_Problem requirements:_ Leave out the pictures; transcribe all else exactly.

_Information given:_
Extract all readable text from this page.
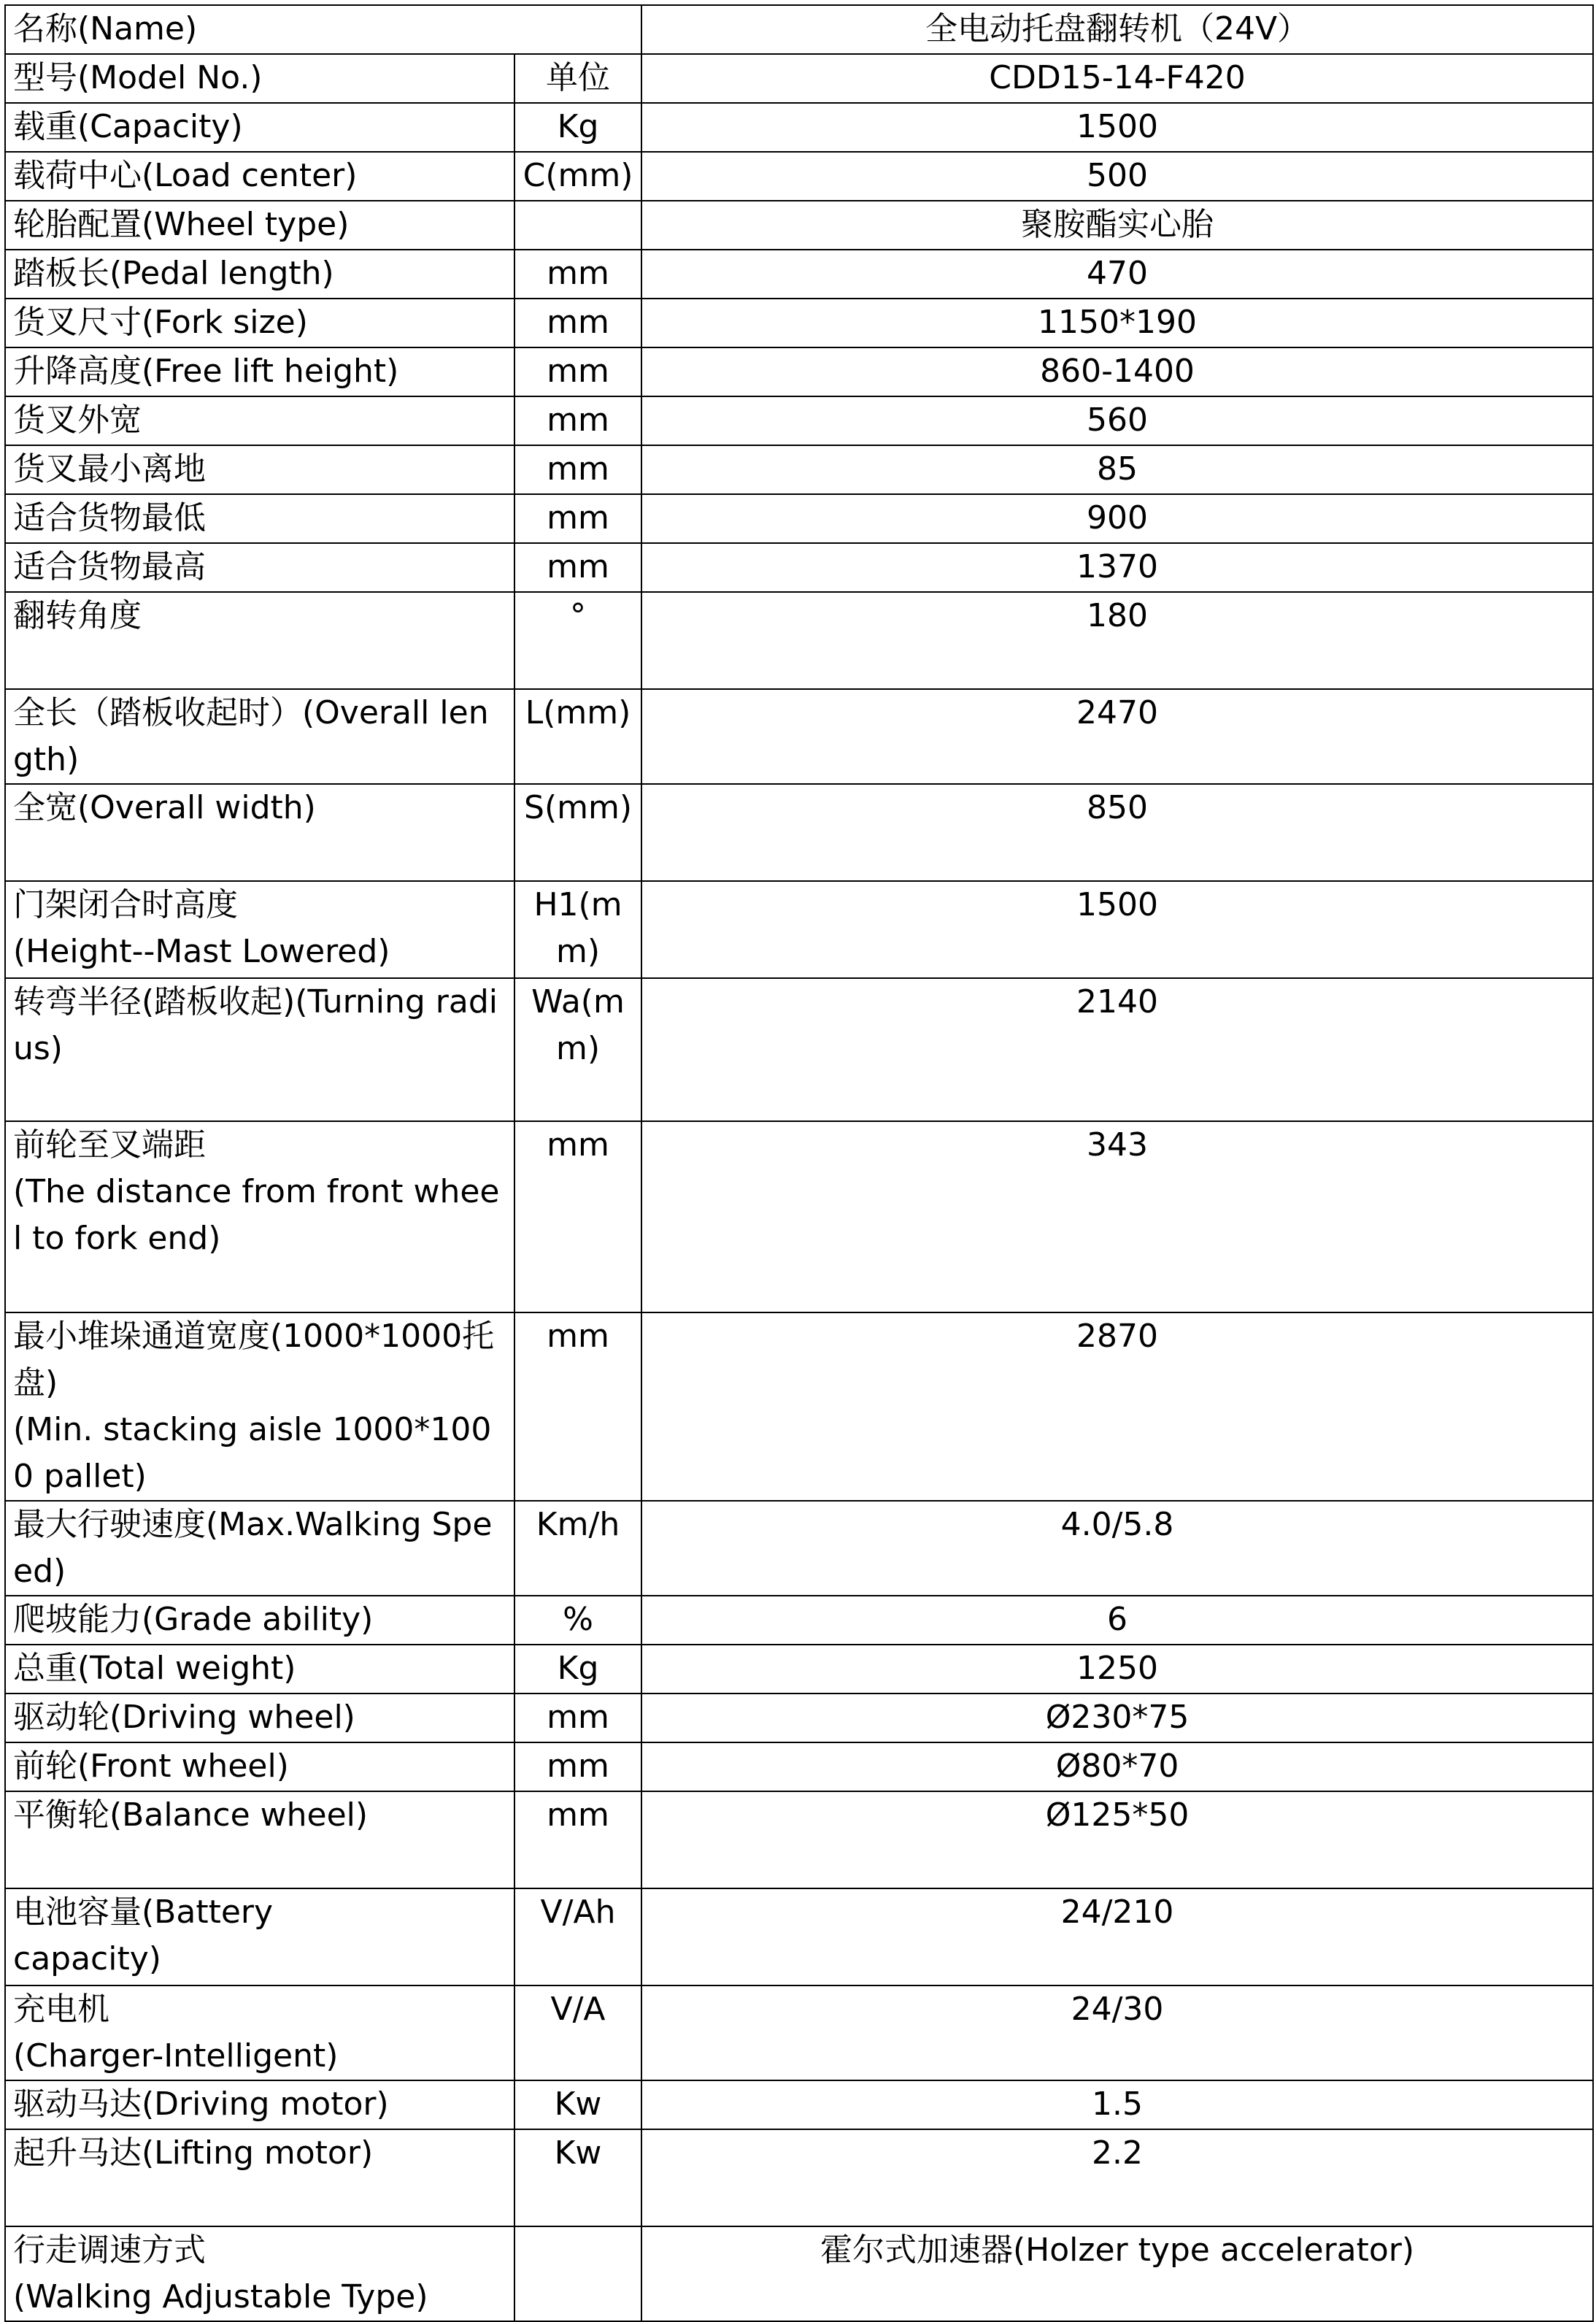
名称(Name)		全电动托盘翻转机（24V）
型号(Model No.)	单位	CDD15-14-F420
载重(Capacity)	Kg	1500
载荷中心(Load center)	C(mm)	500
轮胎配置(Wheel type)		聚胺酯实心胎
踏板长(Pedal length)	mm	470
货叉尺寸(Fork size)	mm	1150*190
升降高度(Free lift height)	mm	860-1400
货叉外宽	mm	560
货叉最小离地	mm	85
适合货物最低	mm	900
适合货物最高	mm	1370
翻转角度	°	180
全长（踏板收起时）(Overall length)	L(mm)	2470
全宽(Overall width)	S(mm)	850
门架闭合时高度
(Height--Mast Lowered)	H1(mm)	1500
转弯半径(踏板收起)(Turning radius)	Wa(mm)	2140
前轮至叉端距
(The distance from front wheel to fork end)	mm	343
最小堆垛通道宽度(1000*1000托盘)
(Min. stacking aisle 1000*1000 pallet)	mm	2870
最大行驶速度(Max.Walking Speed)	Km/h	4.0/5.8
爬坡能力(Grade ability)	%	6
总重(Total weight)	Kg	1250
驱动轮(Driving wheel)	mm	Ø230*75
前轮(Front wheel)	mm	Ø80*70
平衡轮(Balance wheel)	mm	Ø125*50
电池容量(Battery
capacity)	V/Ah	24/210
充电机
(Charger-Intelligent)	V/A	24/30
驱动马达(Driving motor)	Kw	1.5
起升马达(Lifting motor)	Kw	2.2
行走调速方式
(Walking Adjustable Type)		霍尔式加速器(Holzer type accelerator)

_Written solution:_
Extract all readable text from this page.
名称(Name)		全电动托盘翻转机（24V）
型号(Model No.)	单位	CDD15-14-F420
载重(Capacity)	Kg	1500
载荷中心(Load center)	C(mm)	500
轮胎配置(Wheel type)		聚胺酯实心胎
踏板长(Pedal length)	mm	470
货叉尺寸(Fork size)	mm	1150*190
升降高度(Free lift height)	mm	860-1400
货叉外宽	mm	560
货叉最小离地	mm	85
适合货物最低	mm	900
适合货物最高	mm	1370
翻转角度	°	180
全长（踏板收起时）(Overall length)	L(mm)	2470
全宽(Overall width)	S(mm)	850
门架闭合时高度
(Height--Mast Lowered)	H1(mm)	1500
转弯半径(踏板收起)(Turning radius)	Wa(mm)	2140
前轮至叉端距
(The distance from front wheel to fork end)	mm	343
最小堆垛通道宽度(1000*1000托盘)
(Min. stacking aisle 1000*1000 pallet)	mm	2870
最大行驶速度(Max.Walking Speed)	Km/h	4.0/5.8
爬坡能力(Grade ability)	%	6
总重(Total weight)	Kg	1250
驱动轮(Driving wheel)	mm	Ø230*75
前轮(Front wheel)	mm	Ø80*70
平衡轮(Balance wheel)	mm	Ø125*50
电池容量(Battery
capacity)	V/Ah	24/210
充电机
(Charger-Intelligent)	V/A	24/30
驱动马达(Driving motor)	Kw	1.5
起升马达(Lifting motor)	Kw	2.2
行走调速方式
(Walking Adjustable Type)		霍尔式加速器(Holzer type accelerator)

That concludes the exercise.